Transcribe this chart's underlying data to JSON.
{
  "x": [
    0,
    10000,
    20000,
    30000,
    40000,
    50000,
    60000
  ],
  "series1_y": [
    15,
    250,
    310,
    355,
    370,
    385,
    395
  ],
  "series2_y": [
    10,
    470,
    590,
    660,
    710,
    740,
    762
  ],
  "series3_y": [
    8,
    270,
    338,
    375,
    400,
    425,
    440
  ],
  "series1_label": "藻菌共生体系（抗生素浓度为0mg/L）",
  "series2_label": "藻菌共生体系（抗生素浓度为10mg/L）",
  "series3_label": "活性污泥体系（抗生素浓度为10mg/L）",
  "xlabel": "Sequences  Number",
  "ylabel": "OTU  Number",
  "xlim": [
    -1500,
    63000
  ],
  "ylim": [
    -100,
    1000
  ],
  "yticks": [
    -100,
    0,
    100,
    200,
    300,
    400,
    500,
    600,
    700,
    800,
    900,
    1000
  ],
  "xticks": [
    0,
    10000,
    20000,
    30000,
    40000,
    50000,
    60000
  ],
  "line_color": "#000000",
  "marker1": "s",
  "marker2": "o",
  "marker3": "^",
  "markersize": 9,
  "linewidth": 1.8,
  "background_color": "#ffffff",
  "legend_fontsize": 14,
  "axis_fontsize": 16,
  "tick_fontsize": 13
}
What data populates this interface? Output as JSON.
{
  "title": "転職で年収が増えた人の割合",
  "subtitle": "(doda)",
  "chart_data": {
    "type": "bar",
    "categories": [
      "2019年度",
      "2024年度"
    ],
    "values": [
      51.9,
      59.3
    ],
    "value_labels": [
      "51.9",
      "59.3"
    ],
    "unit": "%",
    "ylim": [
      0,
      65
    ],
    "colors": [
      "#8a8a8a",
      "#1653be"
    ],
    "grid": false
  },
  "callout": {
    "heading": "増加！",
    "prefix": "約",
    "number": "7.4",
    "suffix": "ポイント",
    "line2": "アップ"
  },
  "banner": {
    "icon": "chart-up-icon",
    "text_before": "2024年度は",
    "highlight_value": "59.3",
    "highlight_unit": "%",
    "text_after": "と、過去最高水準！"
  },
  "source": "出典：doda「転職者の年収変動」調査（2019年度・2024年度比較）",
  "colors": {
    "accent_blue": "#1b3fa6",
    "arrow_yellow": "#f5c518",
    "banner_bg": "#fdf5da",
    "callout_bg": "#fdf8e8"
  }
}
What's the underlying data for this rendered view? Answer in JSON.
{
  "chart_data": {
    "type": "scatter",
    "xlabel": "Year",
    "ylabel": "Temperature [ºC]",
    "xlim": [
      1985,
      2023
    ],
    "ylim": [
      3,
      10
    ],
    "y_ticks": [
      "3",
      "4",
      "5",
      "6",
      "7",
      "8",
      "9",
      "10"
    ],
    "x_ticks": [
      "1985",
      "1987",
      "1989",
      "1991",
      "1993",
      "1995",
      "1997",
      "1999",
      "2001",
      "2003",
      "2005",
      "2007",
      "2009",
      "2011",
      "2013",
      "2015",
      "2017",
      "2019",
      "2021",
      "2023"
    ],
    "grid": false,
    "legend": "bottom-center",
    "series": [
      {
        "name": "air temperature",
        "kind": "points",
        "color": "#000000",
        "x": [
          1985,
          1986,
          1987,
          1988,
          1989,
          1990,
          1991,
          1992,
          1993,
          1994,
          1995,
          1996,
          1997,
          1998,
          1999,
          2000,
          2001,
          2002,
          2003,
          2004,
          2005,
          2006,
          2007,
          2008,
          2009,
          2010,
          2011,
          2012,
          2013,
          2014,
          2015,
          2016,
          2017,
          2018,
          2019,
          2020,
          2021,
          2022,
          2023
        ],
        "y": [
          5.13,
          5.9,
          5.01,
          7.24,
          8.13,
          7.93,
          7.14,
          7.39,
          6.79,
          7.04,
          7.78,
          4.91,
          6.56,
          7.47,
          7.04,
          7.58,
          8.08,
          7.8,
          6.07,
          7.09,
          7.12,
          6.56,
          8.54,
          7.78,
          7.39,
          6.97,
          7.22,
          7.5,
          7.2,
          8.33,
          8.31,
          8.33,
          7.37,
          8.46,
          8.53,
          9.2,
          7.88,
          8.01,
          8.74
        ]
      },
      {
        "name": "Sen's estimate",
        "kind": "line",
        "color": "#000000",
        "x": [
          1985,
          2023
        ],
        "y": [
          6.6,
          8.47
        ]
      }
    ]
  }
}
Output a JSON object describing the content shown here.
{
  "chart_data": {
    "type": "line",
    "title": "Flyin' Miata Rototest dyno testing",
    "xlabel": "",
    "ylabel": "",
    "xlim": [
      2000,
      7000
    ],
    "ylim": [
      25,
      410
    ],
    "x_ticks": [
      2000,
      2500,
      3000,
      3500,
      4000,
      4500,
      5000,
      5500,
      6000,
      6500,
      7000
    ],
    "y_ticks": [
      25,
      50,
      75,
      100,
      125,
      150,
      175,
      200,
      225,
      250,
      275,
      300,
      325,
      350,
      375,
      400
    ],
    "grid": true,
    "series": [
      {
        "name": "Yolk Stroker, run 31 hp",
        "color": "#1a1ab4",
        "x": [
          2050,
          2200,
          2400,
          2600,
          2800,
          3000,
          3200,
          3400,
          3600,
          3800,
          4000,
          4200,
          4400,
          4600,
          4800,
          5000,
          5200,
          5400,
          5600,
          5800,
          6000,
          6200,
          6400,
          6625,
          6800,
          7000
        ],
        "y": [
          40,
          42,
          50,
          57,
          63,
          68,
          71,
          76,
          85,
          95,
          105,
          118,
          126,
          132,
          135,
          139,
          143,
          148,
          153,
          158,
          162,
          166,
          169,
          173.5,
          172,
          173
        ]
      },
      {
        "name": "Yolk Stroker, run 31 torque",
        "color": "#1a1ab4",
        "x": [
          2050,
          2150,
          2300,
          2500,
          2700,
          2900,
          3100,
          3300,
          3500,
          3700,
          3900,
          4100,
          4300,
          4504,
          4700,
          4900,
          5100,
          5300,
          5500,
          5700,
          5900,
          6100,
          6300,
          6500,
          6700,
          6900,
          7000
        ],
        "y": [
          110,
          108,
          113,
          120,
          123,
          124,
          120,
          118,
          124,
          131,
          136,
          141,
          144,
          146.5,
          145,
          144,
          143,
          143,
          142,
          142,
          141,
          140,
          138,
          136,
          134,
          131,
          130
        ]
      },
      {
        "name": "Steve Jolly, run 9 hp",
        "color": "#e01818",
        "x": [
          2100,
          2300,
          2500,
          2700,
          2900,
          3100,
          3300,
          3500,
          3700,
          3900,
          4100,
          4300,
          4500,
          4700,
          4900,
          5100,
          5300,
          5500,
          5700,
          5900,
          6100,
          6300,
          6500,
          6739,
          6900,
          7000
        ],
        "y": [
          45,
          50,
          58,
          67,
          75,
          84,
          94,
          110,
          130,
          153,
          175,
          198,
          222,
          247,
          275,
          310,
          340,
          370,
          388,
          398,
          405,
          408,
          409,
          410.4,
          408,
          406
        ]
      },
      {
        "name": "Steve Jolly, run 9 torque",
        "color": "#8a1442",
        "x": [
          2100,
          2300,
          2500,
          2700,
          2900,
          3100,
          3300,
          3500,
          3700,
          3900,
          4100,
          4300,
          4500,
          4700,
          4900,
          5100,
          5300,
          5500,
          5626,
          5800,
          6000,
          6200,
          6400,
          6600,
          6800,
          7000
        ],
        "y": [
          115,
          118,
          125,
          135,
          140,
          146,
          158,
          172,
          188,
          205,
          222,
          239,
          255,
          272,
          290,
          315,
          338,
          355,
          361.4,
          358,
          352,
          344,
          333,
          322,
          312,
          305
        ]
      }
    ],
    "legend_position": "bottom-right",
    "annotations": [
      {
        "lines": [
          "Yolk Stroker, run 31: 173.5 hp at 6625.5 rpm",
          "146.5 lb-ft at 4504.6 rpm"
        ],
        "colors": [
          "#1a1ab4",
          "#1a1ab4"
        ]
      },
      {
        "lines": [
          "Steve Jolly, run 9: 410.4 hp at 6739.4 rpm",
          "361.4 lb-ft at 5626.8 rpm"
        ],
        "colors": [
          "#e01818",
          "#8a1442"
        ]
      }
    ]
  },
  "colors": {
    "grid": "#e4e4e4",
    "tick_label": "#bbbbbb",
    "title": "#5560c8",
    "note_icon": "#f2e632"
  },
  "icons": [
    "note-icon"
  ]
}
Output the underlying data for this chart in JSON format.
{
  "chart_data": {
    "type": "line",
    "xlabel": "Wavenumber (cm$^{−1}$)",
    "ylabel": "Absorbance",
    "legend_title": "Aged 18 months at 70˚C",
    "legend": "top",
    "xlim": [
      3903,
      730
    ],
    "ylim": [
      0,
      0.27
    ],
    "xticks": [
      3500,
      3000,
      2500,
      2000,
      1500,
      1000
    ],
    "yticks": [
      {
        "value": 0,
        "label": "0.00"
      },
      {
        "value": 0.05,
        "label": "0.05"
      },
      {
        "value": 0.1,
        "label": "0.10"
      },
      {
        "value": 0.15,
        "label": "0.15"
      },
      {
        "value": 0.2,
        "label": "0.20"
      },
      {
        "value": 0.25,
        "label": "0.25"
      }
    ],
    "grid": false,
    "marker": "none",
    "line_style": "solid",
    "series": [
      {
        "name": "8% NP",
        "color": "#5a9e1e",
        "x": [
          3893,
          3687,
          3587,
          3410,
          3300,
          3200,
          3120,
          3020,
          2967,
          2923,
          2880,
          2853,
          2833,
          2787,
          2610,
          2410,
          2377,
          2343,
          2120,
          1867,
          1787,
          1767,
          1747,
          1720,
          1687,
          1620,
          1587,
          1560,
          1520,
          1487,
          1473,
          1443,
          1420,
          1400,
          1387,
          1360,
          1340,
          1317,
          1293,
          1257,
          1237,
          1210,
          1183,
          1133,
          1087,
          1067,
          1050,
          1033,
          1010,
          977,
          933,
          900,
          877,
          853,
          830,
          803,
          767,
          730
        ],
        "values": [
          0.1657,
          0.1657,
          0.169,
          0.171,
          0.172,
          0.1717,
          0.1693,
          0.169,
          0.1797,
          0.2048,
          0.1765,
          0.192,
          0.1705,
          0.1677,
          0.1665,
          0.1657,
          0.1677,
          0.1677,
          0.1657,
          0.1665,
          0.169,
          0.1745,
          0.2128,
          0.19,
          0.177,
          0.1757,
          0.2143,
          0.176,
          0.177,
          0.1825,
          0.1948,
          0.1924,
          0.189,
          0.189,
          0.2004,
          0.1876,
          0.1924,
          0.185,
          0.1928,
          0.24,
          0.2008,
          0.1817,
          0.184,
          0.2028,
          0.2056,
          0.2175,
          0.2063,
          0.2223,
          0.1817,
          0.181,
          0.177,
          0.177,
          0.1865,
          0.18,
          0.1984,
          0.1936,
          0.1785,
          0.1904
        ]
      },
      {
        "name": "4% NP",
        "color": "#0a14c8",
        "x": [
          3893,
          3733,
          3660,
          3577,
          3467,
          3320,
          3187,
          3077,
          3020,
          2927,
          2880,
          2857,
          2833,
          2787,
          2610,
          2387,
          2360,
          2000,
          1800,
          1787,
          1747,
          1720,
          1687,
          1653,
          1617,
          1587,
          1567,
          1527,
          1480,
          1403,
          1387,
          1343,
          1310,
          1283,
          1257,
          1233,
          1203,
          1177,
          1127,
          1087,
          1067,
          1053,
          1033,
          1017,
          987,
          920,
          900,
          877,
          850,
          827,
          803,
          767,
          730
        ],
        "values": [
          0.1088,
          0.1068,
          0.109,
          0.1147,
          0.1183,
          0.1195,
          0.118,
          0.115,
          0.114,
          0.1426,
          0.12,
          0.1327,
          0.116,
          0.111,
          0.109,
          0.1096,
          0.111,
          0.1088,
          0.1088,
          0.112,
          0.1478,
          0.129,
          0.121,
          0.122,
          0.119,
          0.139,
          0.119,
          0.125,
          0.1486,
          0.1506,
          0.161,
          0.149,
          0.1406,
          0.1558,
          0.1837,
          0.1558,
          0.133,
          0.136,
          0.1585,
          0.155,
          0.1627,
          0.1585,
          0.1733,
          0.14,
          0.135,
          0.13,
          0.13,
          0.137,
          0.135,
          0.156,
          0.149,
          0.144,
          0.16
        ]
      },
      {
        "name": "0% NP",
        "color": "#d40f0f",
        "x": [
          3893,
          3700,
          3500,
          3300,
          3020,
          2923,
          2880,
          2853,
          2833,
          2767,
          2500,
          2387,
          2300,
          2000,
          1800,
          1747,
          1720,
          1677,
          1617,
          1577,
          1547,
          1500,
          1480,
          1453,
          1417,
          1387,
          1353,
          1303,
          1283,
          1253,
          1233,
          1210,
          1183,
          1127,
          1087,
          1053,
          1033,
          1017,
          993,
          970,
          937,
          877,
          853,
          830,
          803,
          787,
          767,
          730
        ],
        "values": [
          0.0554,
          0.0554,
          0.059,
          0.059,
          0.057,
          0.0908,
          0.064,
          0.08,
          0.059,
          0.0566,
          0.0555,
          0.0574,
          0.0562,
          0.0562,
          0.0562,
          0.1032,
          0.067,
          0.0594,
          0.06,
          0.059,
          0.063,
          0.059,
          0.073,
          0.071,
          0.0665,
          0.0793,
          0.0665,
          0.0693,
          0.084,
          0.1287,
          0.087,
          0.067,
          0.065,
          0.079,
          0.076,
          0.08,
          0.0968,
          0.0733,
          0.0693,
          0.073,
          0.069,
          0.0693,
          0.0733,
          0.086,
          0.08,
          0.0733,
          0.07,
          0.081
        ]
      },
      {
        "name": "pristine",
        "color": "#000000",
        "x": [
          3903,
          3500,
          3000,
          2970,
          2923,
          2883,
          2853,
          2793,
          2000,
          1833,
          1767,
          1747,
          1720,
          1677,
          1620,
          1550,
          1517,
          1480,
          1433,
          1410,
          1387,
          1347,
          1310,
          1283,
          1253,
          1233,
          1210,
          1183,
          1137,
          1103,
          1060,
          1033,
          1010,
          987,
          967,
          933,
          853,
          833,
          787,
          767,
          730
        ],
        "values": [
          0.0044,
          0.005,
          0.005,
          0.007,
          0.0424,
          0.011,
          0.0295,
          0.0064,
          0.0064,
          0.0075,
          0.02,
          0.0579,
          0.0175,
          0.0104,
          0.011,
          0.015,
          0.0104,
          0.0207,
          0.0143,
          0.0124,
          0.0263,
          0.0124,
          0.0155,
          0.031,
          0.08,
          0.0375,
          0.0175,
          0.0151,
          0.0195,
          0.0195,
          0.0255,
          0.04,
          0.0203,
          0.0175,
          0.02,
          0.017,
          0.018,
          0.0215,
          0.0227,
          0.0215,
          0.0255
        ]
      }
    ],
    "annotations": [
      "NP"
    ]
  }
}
==========
▸ **WHAT IS REQUIRED**:
Copy each line of the data above that holds "underlying".

▸ **THE REPLY**:
Transcribe this chart's underlying data to JSON.
What's the underlying data for this rendered view? Answer in JSON.
Output the underlying data for this chart in JSON format.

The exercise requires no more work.